Quote each line of the material verbatim, without the pictures.

• • • • • • •

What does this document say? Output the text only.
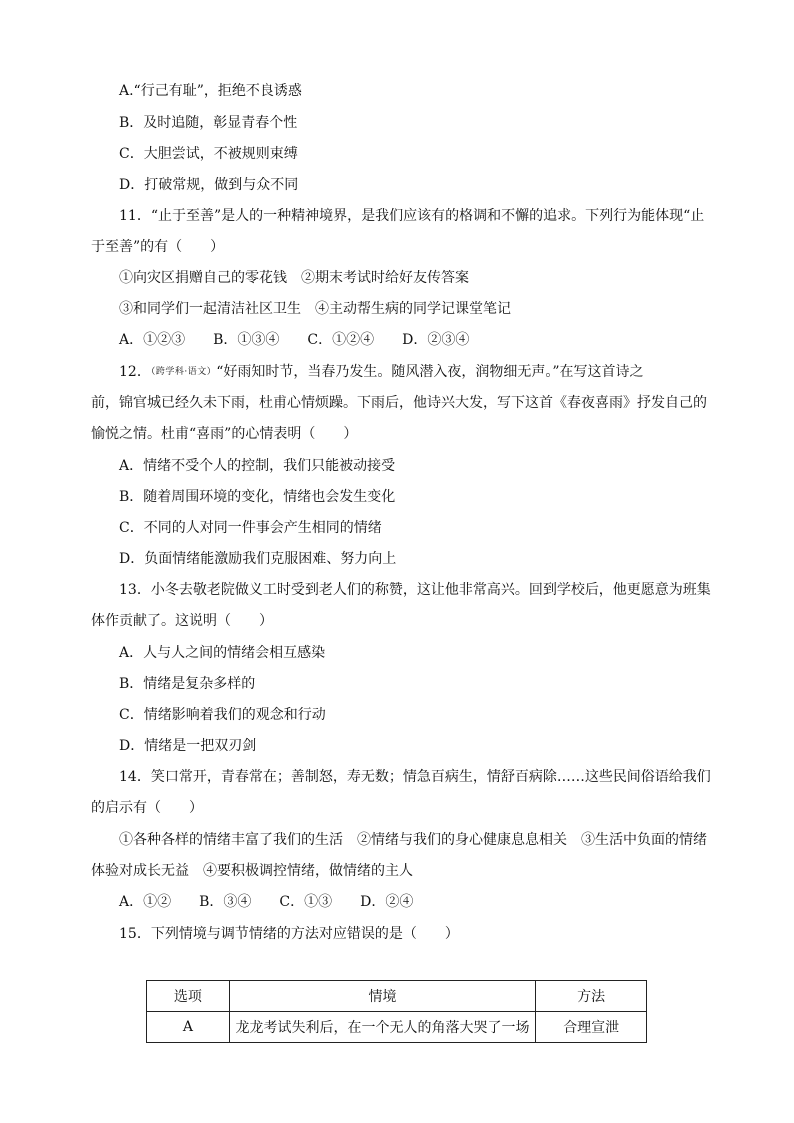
A.“行己有耻”，拒绝不良诱惑
B．及时追随，彰显青春个性
C．大胆尝试，不被规则束缚
D．打破常规，做到与众不同
11．“止于至善”是人的一种精神境界，是我们应该有的格调和不懈的追求。下列行为能体现“止
于至善”的有（　　）
①向灾区捐赠自己的零花钱　②期末考试时给好友传答案
③和同学们一起清洁社区卫生　④主动帮生病的同学记课堂笔记
A．①②③　　B．①③④　　C．①②④　　D．②③④
12．（跨学科·语文）“好雨知时节，当春乃发生。随风潜入夜，润物细无声。”在写这首诗之
前，锦官城已经久未下雨，杜甫心情烦躁。下雨后，他诗兴大发，写下这首《春夜喜雨》抒发自己的
愉悦之情。杜甫“喜雨”的心情表明（　　）
A．情绪不受个人的控制，我们只能被动接受
B．随着周围环境的变化，情绪也会发生变化
C．不同的人对同一件事会产生相同的情绪
D．负面情绪能激励我们克服困难、努力向上
13．小冬去敬老院做义工时受到老人们的称赞，这让他非常高兴。回到学校后，他更愿意为班集
体作贡献了。这说明（　　）
A．人与人之间的情绪会相互感染
B．情绪是复杂多样的
C．情绪影响着我们的观念和行动
D．情绪是一把双刃剑
14．笑口常开，青春常在；善制怒，寿无数；情急百病生，情舒百病除……这些民间俗语给我们
的启示有（　　）
①各种各样的情绪丰富了我们的生活　②情绪与我们的身心健康息息相关　③生活中负面的情绪
体验对成长无益　④要积极调控情绪，做情绪的主人
A．①②　　B．③④　　C．①③　　D．②④
15．下列情境与调节情绪的方法对应错误的是（　　）
选项	情境	方法
A	龙龙考试失利后，在一个无人的角落大哭了一场	合理宣泄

• • • • • • •

> **Written answer**:
What does this document say? Output the text only.
A.“行己有耻”，拒绝不良诱惑
B．及时追随，彰显青春个性
C．大胆尝试，不被规则束缚
D．打破常规，做到与众不同
11．“止于至善”是人的一种精神境界，是我们应该有的格调和不懈的追求。下列行为能体现“止
于至善”的有（　　）
①向灾区捐赠自己的零花钱　②期末考试时给好友传答案
③和同学们一起清洁社区卫生　④主动帮生病的同学记课堂笔记
A．①②③　　B．①③④　　C．①②④　　D．②③④
12．（跨学科·语文）“好雨知时节，当春乃发生。随风潜入夜，润物细无声。”在写这首诗之
前，锦官城已经久未下雨，杜甫心情烦躁。下雨后，他诗兴大发，写下这首《春夜喜雨》抒发自己的
愉悦之情。杜甫“喜雨”的心情表明（　　）
A．情绪不受个人的控制，我们只能被动接受
B．随着周围环境的变化，情绪也会发生变化
C．不同的人对同一件事会产生相同的情绪
D．负面情绪能激励我们克服困难、努力向上
13．小冬去敬老院做义工时受到老人们的称赞，这让他非常高兴。回到学校后，他更愿意为班集
体作贡献了。这说明（　　）
A．人与人之间的情绪会相互感染
B．情绪是复杂多样的
C．情绪影响着我们的观念和行动
D．情绪是一把双刃剑
14．笑口常开，青春常在；善制怒，寿无数；情急百病生，情舒百病除……这些民间俗语给我们
的启示有（　　）
①各种各样的情绪丰富了我们的生活　②情绪与我们的身心健康息息相关　③生活中负面的情绪
体验对成长无益　④要积极调控情绪，做情绪的主人
A．①②　　B．③④　　C．①③　　D．②④
15．下列情境与调节情绪的方法对应错误的是（　　）
选项	情境	方法
A	龙龙考试失利后，在一个无人的角落大哭了一场	合理宣泄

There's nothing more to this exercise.